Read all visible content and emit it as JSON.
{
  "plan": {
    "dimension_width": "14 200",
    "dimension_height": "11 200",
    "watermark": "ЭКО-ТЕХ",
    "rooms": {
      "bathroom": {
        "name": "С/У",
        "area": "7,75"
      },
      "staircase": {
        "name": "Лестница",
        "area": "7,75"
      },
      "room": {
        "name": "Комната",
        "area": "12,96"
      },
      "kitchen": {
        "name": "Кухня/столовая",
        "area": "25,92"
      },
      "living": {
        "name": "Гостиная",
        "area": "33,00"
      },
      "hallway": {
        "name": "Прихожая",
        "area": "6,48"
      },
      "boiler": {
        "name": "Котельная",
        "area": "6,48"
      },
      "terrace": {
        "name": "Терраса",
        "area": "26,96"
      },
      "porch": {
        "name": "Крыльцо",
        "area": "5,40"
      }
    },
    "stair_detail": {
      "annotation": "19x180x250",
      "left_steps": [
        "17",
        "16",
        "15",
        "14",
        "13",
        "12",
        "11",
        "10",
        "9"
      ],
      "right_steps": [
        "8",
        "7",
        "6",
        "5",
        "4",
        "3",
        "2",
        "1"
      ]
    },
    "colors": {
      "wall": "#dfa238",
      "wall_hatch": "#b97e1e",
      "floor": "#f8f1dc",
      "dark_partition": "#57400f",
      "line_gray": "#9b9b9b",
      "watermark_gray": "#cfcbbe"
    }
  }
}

####

▸ The problem: Check each line in the records for the word "area" and say how many have it, with nothing else.

▸ Reply: 9